Short task →
Which lines in the entries below contain the string "type"? List each one in full, treating uppercase and lowercase letters as different.

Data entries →
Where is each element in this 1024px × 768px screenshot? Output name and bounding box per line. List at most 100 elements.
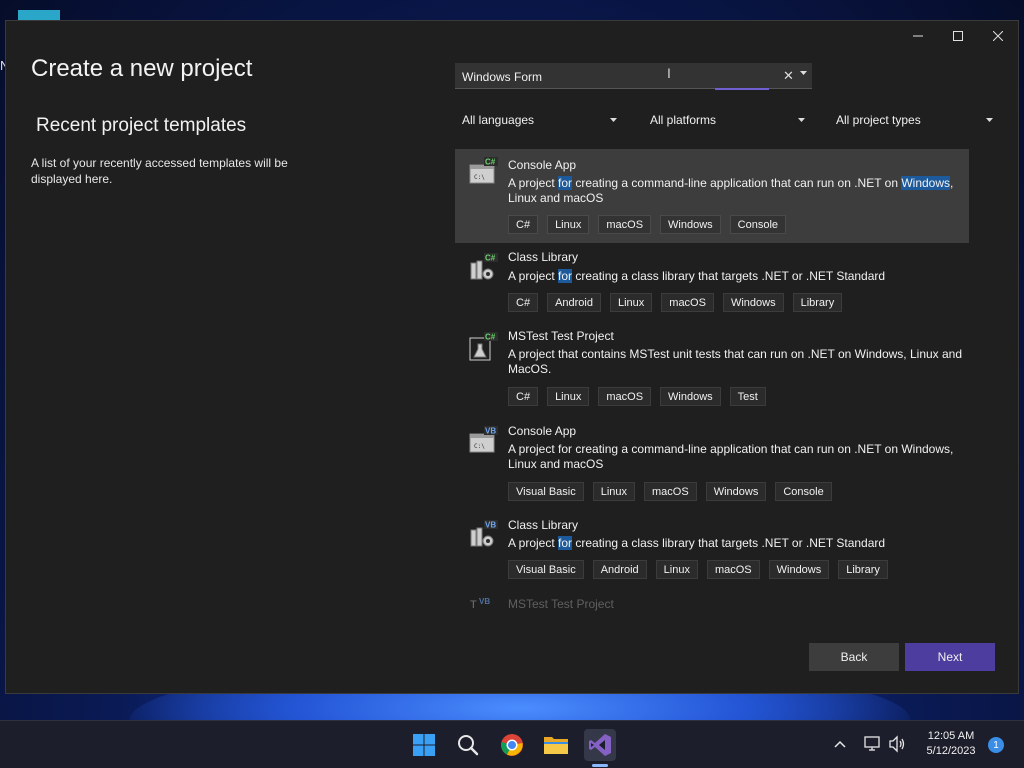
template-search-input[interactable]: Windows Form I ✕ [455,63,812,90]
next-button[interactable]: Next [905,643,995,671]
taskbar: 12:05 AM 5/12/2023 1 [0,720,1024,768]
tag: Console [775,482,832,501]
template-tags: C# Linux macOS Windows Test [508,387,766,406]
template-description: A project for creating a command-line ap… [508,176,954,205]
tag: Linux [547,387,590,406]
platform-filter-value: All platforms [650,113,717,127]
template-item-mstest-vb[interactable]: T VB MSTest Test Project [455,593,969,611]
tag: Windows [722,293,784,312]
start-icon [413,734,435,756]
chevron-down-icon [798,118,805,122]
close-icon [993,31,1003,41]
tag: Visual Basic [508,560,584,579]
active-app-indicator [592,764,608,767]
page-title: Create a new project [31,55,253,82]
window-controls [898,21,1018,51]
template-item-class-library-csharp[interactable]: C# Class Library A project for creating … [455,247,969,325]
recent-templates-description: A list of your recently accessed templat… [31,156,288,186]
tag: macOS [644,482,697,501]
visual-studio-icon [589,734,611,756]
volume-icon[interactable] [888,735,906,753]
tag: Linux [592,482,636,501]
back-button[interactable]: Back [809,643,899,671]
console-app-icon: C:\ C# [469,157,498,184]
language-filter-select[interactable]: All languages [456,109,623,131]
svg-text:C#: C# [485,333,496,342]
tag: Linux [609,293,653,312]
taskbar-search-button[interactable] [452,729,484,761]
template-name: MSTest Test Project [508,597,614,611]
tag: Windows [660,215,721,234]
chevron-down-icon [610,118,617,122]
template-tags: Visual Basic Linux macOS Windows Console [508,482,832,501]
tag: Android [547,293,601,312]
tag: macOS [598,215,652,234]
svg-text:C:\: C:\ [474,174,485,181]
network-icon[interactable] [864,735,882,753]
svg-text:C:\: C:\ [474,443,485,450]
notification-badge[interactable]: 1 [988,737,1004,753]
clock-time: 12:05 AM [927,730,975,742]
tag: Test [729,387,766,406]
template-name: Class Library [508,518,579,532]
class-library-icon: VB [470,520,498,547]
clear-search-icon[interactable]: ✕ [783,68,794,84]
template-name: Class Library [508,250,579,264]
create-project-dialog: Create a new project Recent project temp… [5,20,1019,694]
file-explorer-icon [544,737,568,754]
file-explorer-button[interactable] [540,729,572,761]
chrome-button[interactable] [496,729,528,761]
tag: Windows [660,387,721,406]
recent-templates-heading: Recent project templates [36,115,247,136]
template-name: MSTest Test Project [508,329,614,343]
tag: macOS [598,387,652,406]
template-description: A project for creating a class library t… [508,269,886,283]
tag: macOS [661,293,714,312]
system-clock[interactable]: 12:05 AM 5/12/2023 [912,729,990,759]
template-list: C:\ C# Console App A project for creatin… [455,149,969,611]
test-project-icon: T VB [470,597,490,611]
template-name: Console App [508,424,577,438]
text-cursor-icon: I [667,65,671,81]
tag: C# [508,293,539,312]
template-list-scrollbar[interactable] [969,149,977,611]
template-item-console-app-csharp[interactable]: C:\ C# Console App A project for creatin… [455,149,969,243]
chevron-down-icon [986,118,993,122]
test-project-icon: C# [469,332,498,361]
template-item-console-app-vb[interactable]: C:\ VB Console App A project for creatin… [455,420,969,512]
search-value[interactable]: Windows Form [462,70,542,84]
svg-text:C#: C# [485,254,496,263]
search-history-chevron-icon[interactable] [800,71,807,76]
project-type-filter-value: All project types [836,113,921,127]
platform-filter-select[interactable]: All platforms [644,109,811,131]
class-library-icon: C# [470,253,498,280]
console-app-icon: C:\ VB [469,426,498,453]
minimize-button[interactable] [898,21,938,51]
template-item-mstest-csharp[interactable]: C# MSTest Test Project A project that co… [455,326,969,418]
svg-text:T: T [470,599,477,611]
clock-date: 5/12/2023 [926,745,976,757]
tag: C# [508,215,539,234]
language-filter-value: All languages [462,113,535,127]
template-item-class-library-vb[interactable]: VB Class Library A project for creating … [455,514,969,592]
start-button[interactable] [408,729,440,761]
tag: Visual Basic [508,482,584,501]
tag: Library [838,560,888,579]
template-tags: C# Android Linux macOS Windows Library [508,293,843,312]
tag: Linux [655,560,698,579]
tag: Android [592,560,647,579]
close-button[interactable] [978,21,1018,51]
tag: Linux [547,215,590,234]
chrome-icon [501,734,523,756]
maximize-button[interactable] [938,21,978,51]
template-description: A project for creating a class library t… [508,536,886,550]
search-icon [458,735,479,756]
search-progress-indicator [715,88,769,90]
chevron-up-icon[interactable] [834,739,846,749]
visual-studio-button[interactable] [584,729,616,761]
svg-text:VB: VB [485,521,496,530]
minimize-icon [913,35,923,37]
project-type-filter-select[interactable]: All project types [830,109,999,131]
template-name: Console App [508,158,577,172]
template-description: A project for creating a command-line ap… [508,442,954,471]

Written answer →
project-type-filter-value: All project types [836,113,921,127]
project-type-filter-select[interactable]: All project types [830,109,999,131]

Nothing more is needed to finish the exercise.